* Start *

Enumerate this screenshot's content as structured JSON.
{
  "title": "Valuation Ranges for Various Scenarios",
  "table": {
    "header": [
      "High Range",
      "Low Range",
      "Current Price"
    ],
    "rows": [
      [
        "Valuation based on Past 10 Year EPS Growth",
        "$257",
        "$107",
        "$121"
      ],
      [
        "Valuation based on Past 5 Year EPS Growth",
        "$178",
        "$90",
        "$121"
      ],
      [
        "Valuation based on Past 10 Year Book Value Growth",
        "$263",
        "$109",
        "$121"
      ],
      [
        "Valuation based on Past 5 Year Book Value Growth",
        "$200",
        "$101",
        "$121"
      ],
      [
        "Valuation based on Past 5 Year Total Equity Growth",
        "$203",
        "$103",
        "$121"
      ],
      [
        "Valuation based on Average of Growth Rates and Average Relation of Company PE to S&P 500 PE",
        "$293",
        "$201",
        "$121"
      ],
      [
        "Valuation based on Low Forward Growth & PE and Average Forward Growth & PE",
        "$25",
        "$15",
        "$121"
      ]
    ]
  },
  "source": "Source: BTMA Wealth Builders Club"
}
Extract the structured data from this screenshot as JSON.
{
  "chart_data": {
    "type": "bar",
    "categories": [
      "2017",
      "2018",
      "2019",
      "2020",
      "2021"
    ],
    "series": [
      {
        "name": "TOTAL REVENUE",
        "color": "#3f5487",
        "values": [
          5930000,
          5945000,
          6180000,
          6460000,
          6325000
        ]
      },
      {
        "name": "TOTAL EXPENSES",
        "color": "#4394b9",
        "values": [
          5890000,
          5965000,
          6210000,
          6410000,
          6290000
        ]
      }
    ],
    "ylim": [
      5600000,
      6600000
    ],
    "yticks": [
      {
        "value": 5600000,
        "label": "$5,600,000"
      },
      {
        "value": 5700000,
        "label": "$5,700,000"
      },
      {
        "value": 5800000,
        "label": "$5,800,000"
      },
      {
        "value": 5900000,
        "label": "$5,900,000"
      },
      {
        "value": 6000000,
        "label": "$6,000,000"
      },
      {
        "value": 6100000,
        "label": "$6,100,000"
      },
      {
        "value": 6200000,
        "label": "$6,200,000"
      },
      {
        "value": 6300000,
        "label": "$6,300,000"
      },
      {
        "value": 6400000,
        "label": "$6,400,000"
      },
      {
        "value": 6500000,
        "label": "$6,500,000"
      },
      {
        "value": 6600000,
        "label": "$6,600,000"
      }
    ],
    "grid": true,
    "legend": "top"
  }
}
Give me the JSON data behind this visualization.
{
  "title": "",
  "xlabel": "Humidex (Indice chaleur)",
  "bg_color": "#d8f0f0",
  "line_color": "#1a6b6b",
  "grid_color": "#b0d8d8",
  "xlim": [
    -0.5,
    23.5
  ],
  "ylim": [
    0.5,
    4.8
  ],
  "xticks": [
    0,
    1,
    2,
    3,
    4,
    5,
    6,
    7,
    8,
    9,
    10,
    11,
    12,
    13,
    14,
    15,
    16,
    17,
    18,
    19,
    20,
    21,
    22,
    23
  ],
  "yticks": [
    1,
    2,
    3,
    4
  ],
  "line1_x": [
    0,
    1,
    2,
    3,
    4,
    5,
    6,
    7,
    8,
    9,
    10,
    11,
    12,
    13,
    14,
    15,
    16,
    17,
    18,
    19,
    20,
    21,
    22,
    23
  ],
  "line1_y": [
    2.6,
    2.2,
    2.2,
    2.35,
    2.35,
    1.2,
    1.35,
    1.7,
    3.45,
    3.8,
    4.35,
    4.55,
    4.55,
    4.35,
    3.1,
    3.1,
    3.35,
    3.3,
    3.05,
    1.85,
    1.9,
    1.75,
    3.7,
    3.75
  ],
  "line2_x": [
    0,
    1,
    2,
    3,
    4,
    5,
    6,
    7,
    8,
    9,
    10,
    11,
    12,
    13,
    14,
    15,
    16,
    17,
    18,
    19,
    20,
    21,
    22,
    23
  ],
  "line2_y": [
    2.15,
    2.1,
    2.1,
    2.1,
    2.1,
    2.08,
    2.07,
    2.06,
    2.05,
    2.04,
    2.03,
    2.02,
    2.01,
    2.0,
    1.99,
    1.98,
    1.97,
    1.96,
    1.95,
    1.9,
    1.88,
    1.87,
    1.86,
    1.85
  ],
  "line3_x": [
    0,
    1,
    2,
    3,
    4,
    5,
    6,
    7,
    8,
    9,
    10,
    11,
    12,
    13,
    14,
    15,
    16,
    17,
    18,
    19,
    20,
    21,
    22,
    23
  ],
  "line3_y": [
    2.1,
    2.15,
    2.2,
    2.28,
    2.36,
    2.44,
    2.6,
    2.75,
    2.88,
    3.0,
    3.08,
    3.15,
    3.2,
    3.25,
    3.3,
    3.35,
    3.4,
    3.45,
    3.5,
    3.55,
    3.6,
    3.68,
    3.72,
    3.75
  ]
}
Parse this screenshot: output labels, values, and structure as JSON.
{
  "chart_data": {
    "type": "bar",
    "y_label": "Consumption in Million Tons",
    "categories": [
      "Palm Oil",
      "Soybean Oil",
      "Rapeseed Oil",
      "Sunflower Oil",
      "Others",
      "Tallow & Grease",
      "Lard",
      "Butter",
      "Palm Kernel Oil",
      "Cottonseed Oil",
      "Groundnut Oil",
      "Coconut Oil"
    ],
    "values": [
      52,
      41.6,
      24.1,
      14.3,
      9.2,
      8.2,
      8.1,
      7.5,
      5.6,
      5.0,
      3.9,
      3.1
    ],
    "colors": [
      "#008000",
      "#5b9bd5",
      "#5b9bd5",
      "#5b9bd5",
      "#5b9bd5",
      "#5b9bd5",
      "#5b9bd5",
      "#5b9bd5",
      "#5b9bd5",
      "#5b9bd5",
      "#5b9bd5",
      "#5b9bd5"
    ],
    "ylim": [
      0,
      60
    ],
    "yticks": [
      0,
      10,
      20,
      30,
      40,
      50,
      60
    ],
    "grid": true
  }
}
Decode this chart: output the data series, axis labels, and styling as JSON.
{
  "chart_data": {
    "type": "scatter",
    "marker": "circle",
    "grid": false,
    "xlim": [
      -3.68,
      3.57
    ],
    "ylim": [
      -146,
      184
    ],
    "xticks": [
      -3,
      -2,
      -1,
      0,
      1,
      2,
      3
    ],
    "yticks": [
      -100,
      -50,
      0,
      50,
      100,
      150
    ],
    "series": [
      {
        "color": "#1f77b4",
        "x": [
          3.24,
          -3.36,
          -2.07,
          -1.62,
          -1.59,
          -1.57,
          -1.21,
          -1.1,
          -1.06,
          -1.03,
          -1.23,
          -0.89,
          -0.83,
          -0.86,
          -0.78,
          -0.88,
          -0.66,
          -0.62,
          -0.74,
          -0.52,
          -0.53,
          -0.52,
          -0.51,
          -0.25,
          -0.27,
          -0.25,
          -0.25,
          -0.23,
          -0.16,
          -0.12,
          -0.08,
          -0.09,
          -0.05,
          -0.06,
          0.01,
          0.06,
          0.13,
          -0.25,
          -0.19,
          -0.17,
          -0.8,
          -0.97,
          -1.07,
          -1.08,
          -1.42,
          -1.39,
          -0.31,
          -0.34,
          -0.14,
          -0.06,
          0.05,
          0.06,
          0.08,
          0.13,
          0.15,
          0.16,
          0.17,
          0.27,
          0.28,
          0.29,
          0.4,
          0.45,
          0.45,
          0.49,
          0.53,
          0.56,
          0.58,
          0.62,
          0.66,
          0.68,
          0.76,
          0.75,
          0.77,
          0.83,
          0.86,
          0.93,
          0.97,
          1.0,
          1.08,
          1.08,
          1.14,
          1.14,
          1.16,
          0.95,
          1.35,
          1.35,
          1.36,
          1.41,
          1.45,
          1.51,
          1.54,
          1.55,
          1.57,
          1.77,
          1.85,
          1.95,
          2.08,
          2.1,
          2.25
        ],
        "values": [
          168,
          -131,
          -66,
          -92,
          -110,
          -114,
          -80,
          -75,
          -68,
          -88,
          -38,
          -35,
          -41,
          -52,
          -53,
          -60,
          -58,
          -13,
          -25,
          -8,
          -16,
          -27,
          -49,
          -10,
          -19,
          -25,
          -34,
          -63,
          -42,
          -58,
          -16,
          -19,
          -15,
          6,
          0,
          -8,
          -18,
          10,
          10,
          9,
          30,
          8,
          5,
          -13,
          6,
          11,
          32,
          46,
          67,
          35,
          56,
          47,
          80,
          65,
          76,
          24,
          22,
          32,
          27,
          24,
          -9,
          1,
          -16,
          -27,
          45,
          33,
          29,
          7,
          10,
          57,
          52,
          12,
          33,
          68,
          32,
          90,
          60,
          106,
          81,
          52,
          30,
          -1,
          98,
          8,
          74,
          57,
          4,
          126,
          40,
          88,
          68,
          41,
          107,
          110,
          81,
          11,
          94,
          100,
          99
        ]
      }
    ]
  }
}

* End *

▶ Task details
Tally how many lines of the material contain the word "Book". The answer must be the number and nothing else.

▶ Answer to the problem
2